_Instrucciones de la tarea_:
En el texto sobre la educación, ¿cuál de los tres requisitos para aprender las normas se señala como el más importante?

GETAFE/Educa… que algo queda (30/03/2017) – Claro, este diálogo entre una madre y su hijo, hoy posiblemente catalogado de repipi, es ficticio porque tal vez la realidad sería menos poética y haría referencia a la maldad de la profe o a cosas peores, pero da pie a pensar sobre el tema de hoy.

Antes de plantearnos lo que es y no es educación, debemos establecer que, aunque hay algunas (cada vez menos) normas comunes aceptadas por todos, lo normal es que el resto de comportamientos que indican  nuestra buena o mala educación, sean de valoración subjetiva, tanto por quien los hace como por quien los recibe, si bien todos tenemos una increíble habilidad para enjuiciar la educación de los demás.

Podemos recurrir a la propia definición que del término educación dan los diccionarios:

Educación: Crianzaenseñanza y doctrina que se da a los niños y a los jóvenes.

Aun así, una de las acepciones que a mí más me gusta, es la que recurre a la idea de “elevación” desde el nivel donde está el niño hasta donde podría llegar. Es la idea que Vigostky, eminente psicólogo ruso, tiene sobre el aprendizaje.

La educación parece que solo la ofrecen los padres, pero esto no es enteramente cierto, porque todos los que rodean al niño le afectan de un modo u otro y todos los ambientes en los que él esté presente deberían cuidar sus formas de hacer porque en realidad, se quiera o no, se está sirviendo como modelo en el que fijarse. No conviene perder la frescura ante los niños, pero sí mirar nuestras formas de hacer junto a ellos.

Esto ocurre cuando no tenemos intención de enseñar nada a nuestros hijos, nos copian, pero hay muchísimas cosas que sí debemos enseñarles formalmente: son las “normas con las que tendrán que guiarse en su hacer con los demás, lo que tantas veces nos han dicho que son las reglas de urbanidad y para que sea efectivo ese aprendizaje deben cumplirse tres requisitos imprescindibles.

Solemos poner muchísimas normas y nos funcionan muy pocas y esas que nos funcionan suelen hacerlo porque son consistentes, es decir, muy importantes y suficientemente generales y amplias como para que valgan para muchas situaciones, de hecho, si se miraran bien, corresponderían a nuestros valores personales y sociales. Además debe haber una constancia en el tiempo y en los distintos entornos donde se desarrolla el niño y debemos pedirle que siempre responda a la norma que pretendemos enseñarle hasta que esto se convierta en un hábito que no hay que pensar para hacerlo. Y la última característica y más importante, es la coherencia que debemos demostrar no solo nosotros con nuestros criterios educativos, sino todos los que se relacionan con el niño.

Sabemos que como modelos que somos de ese comportamiento, estamos sujetos a máximo cuidado y podemos reconocer en sus comportamientos desadaptados nuestras incoherencias.

Mucho mejor que preocuparnos por la educación de nuestros hijos, es que nos ocupemos en que sean felices y buenas personas, como decía mi abuela, y de esta forma saldrá todo el cariño, la paciencia y el humor que además nos hacen falta para completar la buena educación.

_Datos registrados_:
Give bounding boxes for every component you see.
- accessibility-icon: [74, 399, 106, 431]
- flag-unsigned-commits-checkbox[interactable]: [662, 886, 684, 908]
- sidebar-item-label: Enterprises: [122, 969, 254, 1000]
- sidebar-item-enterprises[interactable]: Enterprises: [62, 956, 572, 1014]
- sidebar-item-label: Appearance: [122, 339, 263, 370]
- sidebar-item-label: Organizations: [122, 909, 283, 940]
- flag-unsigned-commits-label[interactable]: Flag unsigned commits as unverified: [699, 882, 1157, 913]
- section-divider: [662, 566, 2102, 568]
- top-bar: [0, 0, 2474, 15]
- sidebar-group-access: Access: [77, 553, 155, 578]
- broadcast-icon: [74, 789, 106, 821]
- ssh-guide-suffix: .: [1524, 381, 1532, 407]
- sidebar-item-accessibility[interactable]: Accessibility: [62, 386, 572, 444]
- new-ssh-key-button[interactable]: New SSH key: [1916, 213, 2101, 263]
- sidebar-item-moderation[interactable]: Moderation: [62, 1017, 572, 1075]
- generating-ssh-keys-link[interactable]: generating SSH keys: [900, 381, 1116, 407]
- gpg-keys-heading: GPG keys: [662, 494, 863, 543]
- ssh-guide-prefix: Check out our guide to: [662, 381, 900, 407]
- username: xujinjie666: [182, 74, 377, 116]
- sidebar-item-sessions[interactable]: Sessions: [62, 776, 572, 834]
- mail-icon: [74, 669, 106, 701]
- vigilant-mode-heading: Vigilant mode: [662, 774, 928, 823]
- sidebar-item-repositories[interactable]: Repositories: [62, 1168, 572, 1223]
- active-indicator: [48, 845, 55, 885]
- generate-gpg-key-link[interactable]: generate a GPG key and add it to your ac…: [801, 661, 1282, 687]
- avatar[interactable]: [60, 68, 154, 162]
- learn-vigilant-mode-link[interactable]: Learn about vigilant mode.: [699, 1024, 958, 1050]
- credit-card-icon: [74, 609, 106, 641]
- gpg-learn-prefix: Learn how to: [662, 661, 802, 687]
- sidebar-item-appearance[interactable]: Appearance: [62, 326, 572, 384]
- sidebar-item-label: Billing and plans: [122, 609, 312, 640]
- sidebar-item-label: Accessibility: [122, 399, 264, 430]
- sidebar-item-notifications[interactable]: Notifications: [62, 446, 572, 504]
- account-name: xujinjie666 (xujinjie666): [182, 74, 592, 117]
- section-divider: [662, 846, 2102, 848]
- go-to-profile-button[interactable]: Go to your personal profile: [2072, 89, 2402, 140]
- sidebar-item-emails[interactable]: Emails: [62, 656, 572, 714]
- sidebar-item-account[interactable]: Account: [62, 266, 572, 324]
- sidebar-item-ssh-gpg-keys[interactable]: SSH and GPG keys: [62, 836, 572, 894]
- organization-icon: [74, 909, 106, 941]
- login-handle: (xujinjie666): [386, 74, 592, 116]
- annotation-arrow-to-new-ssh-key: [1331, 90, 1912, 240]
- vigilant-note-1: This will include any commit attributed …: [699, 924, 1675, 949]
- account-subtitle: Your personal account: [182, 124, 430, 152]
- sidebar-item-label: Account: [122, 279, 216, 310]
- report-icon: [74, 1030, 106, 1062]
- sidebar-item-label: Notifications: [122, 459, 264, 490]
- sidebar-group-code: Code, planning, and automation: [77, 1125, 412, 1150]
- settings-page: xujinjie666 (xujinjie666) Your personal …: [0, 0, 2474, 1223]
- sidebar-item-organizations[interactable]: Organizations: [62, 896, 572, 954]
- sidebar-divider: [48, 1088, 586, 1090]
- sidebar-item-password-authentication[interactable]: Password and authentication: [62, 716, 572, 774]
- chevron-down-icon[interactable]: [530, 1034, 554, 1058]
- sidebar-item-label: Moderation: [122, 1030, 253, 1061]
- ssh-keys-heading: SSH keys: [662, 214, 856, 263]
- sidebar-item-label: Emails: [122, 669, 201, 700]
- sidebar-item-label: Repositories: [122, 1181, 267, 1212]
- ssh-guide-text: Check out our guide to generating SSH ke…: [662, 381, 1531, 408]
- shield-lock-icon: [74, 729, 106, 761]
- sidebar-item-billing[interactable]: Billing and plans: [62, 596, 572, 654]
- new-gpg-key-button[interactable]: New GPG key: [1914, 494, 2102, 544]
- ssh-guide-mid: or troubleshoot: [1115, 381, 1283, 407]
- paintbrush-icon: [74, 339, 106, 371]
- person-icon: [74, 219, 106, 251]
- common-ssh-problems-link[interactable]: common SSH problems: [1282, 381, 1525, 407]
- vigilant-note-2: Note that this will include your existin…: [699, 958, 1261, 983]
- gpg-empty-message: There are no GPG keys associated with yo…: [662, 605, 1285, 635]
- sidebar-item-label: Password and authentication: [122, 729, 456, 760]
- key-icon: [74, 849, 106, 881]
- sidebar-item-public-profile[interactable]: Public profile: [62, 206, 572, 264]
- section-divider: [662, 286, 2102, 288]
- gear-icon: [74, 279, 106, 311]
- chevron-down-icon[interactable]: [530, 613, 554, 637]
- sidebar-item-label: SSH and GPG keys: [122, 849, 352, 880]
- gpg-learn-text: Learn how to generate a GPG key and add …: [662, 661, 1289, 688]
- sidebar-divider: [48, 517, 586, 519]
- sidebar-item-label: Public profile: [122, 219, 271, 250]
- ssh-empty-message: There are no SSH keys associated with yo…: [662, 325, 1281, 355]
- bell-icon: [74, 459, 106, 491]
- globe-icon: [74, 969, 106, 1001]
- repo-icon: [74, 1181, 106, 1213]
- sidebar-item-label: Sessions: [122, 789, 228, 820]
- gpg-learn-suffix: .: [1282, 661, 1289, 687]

_Respuesta_:
La coherencia, que deben demostrar no solo los padres con sus criterios educativos, sino todos los que se relacionan con el niño.